* START Information provided *

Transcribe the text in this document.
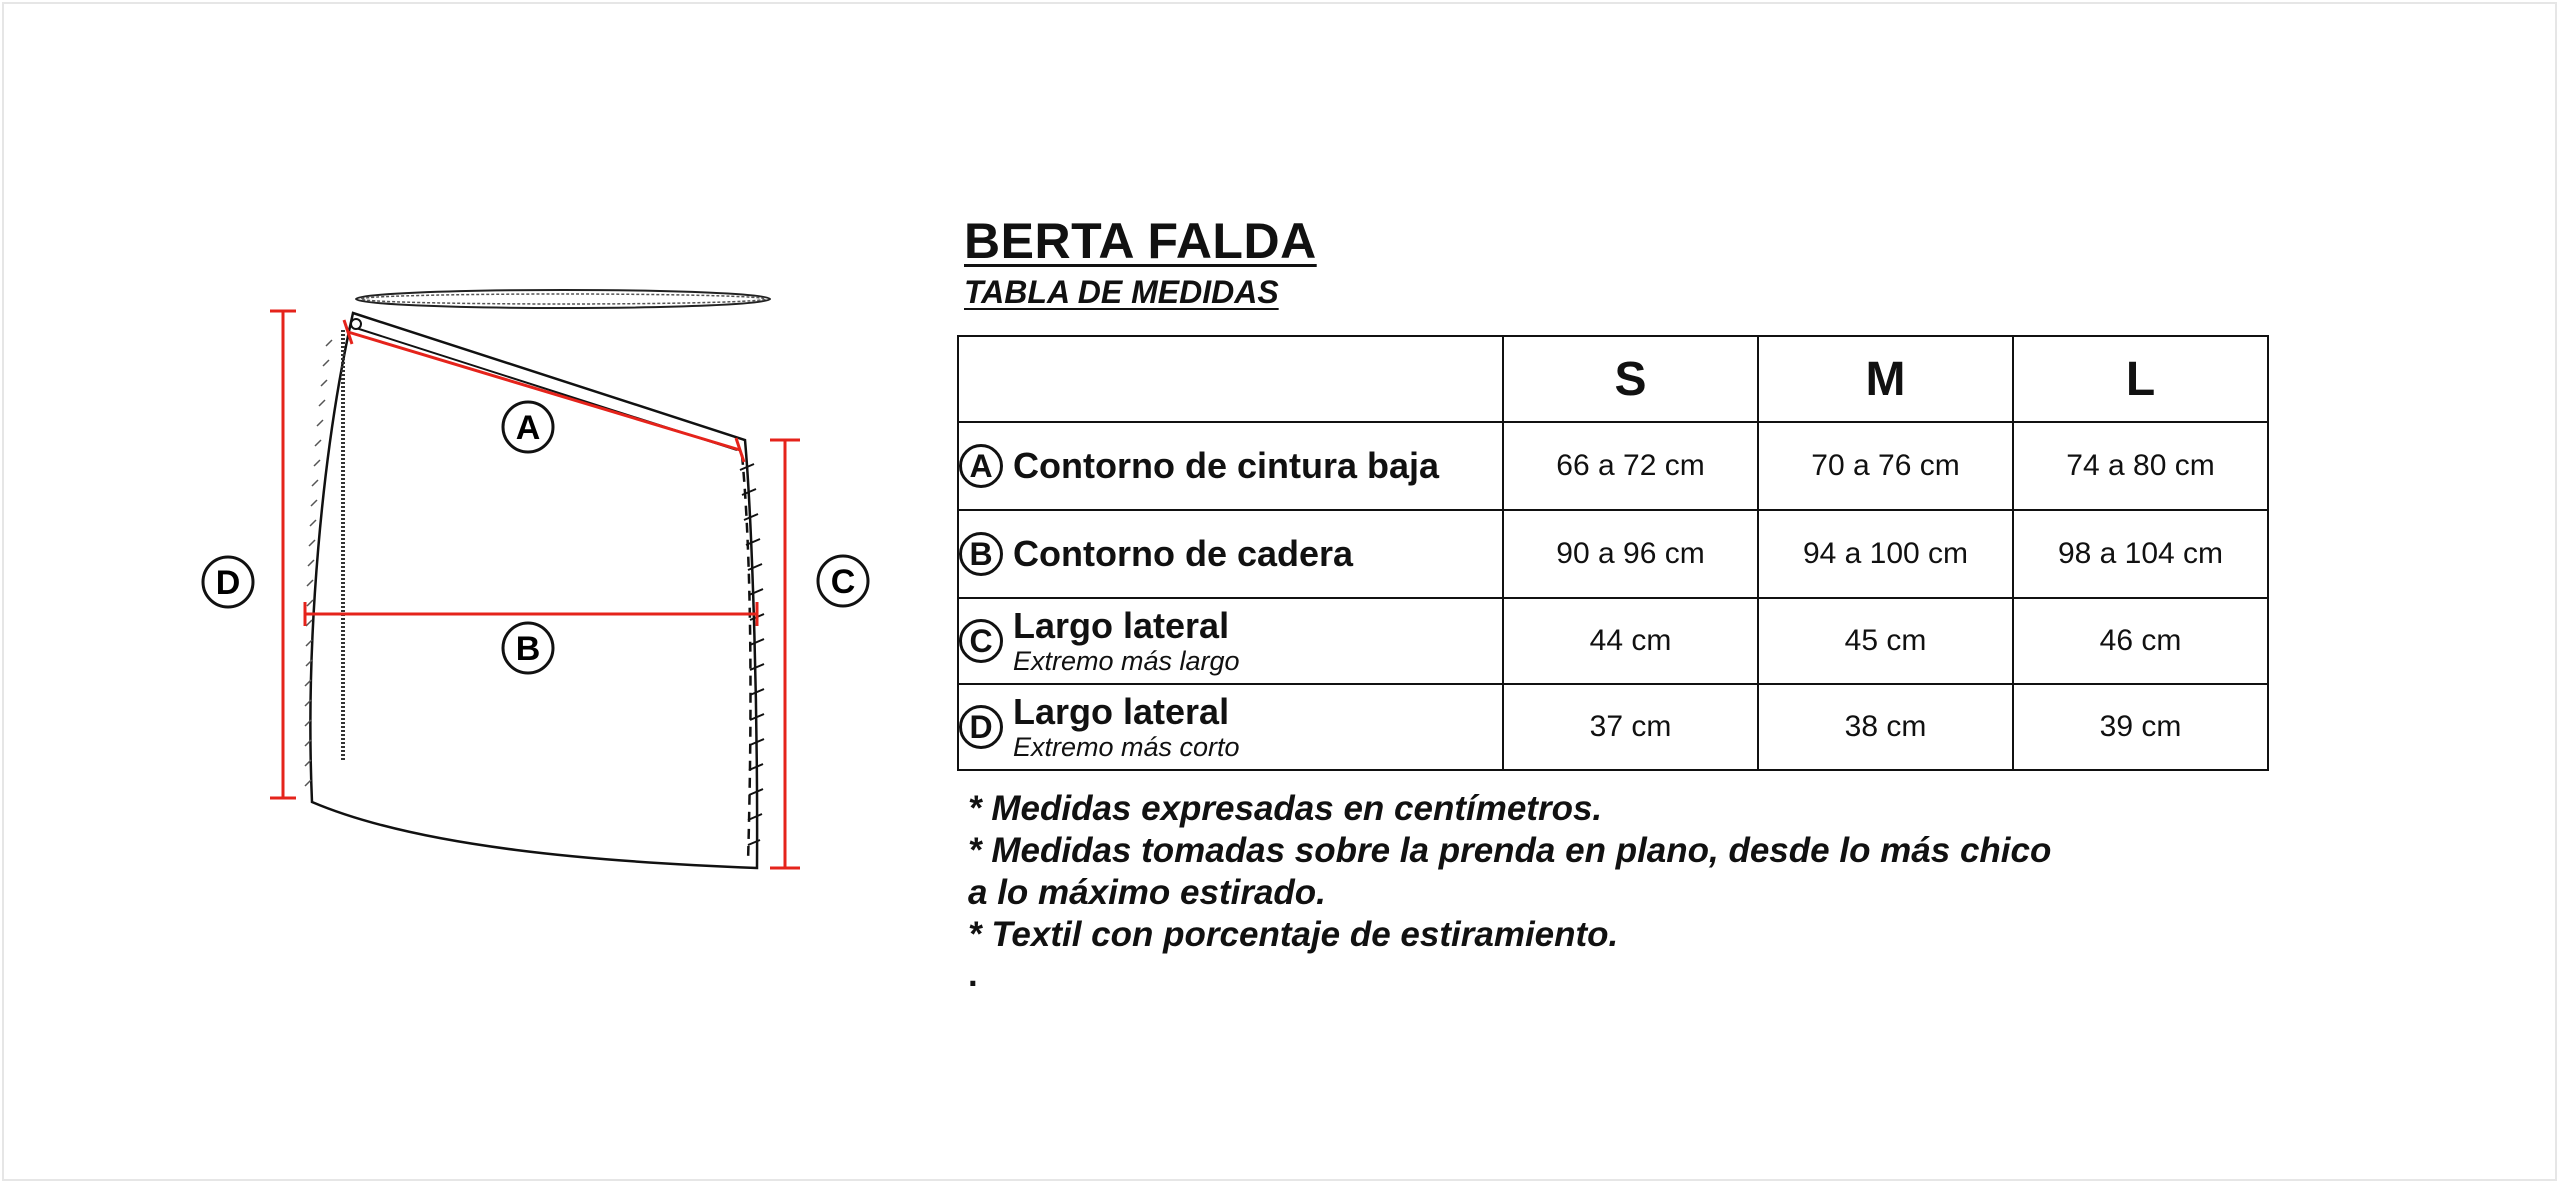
A
B
C
D
BERTA FALDA
TABLA DE MEDIDAS
	S	M	L

A Contorno de cintura baja	66 a 72 cm	70 a 76 cm	74 a 80 cm

B Contorno de cadera	90 a 96 cm	94 a 100 cm	98 a 104 cm

C Largo lateral
Extremo más largo	44 cm	45 cm	46 cm

D Largo lateral
Extremo más corto	37 cm	38 cm	39 cm
* Medidas expresadas en centímetros.
* Medidas tomadas sobre la prenda en plano, desde lo más chico
a lo máximo estirado.
* Textil con porcentaje de estiramiento.
.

* END Information provided *

* **Your objective**: All records above are to be printed exactly, minus the pictures they contain.

* **Answer to this problem**:
Transcribe the text in this document.
A
B
C
D
BERTA FALDA
TABLA DE MEDIDAS
	S	M	L

A Contorno de cintura baja	66 a 72 cm	70 a 76 cm	74 a 80 cm

B Contorno de cadera	90 a 96 cm	94 a 100 cm	98 a 104 cm

C Largo lateral
Extremo más largo	44 cm	45 cm	46 cm

D Largo lateral
Extremo más corto	37 cm	38 cm	39 cm
* Medidas expresadas en centímetros.
* Medidas tomadas sobre la prenda en plano, desde lo más chico
a lo máximo estirado.
* Textil con porcentaje de estiramiento.
.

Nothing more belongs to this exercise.